## Start Raw data
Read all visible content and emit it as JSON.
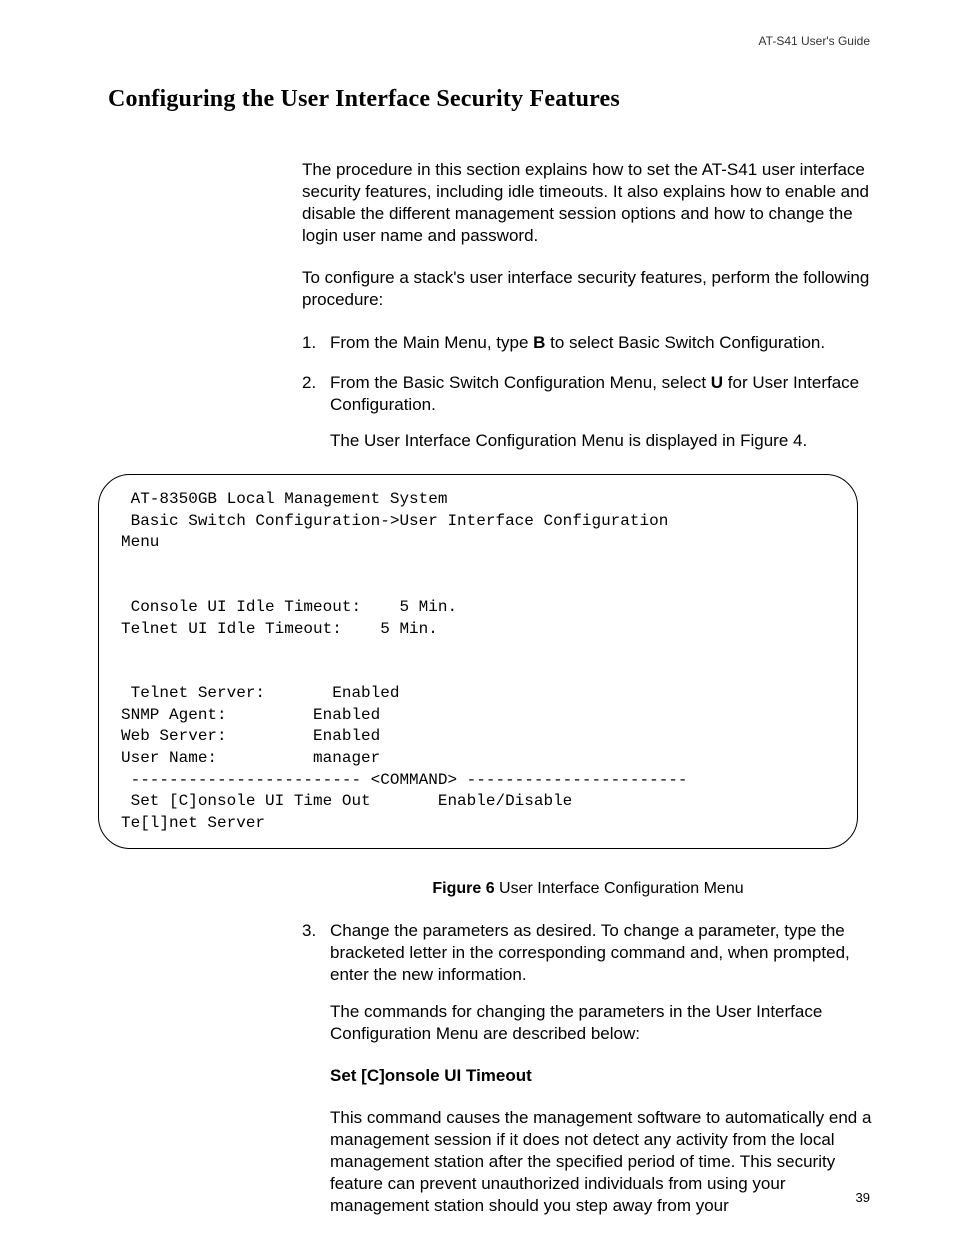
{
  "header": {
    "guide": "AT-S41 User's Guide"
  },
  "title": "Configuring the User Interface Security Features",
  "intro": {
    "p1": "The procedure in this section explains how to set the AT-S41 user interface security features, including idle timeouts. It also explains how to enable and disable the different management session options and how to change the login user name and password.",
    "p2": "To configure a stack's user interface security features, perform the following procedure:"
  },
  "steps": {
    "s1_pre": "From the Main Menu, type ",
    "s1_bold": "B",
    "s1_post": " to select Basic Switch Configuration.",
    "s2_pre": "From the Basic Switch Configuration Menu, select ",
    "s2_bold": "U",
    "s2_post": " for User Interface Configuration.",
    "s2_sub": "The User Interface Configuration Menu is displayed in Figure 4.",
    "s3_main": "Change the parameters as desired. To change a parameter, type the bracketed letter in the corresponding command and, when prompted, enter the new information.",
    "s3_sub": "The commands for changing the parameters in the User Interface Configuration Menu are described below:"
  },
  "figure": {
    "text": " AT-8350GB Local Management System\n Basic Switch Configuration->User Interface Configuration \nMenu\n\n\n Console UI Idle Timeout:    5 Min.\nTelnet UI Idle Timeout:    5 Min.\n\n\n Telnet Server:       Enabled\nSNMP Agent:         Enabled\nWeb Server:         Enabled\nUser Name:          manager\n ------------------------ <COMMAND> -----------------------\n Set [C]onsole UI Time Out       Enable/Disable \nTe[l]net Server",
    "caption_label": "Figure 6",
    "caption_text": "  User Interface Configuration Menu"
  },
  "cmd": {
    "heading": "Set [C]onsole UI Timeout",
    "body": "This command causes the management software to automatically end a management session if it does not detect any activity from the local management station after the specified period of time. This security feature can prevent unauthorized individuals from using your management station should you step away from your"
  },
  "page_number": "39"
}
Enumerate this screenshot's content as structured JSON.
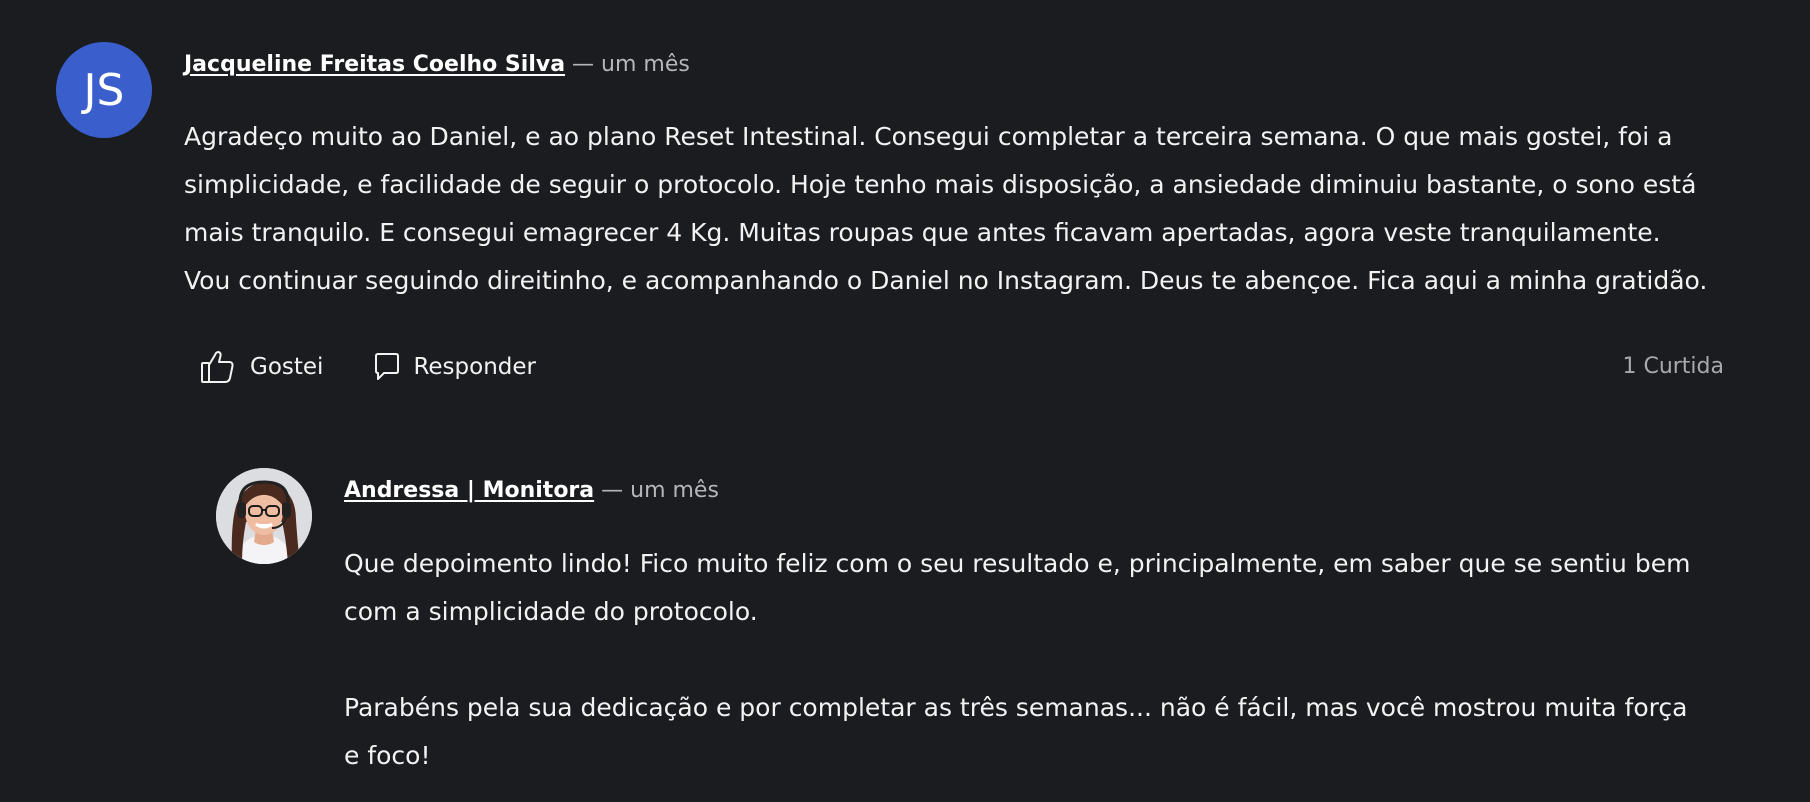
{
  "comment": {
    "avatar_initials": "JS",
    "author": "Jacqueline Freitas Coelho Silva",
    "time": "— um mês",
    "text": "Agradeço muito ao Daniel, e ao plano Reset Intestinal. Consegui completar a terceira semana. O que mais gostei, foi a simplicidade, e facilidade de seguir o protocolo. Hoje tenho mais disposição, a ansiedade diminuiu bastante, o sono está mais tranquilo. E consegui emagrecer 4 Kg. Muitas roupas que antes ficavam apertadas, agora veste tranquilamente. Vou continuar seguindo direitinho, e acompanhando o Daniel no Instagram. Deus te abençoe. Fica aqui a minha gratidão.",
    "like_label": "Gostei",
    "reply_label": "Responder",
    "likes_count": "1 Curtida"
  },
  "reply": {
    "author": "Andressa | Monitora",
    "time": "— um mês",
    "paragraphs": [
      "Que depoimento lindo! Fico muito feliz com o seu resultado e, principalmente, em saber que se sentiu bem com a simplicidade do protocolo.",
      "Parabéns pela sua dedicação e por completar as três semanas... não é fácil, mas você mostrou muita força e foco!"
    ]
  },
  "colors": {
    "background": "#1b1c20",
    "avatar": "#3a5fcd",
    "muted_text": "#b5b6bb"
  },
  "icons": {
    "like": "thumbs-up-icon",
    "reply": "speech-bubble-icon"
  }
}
## End Raw data
The lines to collect are those holding the string "parameters"; copy them all.

Response below:
    "s3_main": "Change the parameters as desired. To change a parameter, type the bracketed letter in the corresponding command and, when prompted, enter the new information.",
    "s3_sub": "The commands for changing the parameters in the User Interface Configuration Menu are described below:"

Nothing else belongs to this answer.